Start of RECORDS FOR THIS TASK
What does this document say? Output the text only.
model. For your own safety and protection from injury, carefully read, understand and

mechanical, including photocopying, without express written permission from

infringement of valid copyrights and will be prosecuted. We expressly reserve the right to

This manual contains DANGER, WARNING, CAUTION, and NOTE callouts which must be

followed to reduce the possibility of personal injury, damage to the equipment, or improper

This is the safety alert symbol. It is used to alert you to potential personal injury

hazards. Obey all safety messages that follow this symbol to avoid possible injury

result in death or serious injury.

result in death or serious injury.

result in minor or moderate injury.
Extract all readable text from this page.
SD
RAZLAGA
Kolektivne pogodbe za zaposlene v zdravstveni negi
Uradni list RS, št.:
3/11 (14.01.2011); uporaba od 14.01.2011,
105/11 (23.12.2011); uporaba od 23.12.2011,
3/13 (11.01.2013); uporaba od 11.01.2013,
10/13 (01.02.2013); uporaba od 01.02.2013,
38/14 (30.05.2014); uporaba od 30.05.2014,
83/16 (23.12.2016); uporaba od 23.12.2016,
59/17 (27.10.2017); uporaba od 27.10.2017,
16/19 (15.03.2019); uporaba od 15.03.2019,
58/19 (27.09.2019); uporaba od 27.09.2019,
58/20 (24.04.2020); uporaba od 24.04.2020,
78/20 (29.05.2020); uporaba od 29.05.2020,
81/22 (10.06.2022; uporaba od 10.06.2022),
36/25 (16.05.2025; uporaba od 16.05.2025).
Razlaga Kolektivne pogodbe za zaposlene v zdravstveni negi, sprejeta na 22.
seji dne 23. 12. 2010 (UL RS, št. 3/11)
End of RECORDS FOR THIS TASK
Whenever "safety" turns up in a line, pick that line out.

- [SOLUTION]:
model. For your own safety and protection from injury, carefully read, understand and
This is the safety alert symbol. It is used to alert you to potential personal injury
hazards. Obey all safety messages that follow this symbol to avoid possible injury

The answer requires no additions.